Input rows →
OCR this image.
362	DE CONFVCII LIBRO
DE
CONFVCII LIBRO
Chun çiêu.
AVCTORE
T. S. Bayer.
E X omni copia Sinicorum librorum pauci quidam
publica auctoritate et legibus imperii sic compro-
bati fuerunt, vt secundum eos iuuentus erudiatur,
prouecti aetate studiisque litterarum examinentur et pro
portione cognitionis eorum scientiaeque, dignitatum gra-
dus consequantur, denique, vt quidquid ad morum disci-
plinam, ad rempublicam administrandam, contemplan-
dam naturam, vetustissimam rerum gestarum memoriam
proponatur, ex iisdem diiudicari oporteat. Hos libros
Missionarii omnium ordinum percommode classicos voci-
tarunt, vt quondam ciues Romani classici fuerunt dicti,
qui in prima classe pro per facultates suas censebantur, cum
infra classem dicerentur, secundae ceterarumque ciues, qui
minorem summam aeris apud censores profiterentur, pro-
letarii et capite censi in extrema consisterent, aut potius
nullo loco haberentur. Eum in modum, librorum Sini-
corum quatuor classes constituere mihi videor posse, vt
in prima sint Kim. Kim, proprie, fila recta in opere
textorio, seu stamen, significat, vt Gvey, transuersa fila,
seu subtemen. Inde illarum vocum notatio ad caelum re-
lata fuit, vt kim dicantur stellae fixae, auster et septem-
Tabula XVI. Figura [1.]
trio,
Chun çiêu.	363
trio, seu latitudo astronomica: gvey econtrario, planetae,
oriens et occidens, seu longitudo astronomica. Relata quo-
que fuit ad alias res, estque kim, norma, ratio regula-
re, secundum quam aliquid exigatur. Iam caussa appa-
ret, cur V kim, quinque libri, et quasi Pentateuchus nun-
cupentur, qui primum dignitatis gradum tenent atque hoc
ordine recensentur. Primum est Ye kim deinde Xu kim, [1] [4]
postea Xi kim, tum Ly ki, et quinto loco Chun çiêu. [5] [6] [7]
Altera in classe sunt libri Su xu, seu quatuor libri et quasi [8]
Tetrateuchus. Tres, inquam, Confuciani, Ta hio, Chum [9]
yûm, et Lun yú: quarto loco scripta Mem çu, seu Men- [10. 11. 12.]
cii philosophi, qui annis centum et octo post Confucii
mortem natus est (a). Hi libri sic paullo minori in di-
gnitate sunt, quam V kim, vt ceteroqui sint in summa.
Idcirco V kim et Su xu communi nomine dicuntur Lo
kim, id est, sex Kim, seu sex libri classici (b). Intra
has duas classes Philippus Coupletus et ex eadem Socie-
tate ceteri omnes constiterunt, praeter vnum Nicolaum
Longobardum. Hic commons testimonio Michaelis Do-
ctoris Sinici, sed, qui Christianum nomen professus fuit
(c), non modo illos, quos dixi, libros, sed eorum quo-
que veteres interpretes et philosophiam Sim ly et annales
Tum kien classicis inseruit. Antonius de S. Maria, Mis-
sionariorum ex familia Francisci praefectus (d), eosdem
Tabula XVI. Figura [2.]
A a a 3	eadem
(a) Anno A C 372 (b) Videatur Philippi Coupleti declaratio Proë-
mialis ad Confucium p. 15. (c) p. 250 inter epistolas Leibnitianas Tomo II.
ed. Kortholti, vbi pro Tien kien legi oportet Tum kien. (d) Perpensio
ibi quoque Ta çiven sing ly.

Task requirements → Copy the lines from the entries above in which the word "sunt" appears.

The output →
Altera in classe sunt libri Su xu, seu quatuor libri et quasi [8]
gnitate sunt, quam V kim, vt ceteroqui sint in summa.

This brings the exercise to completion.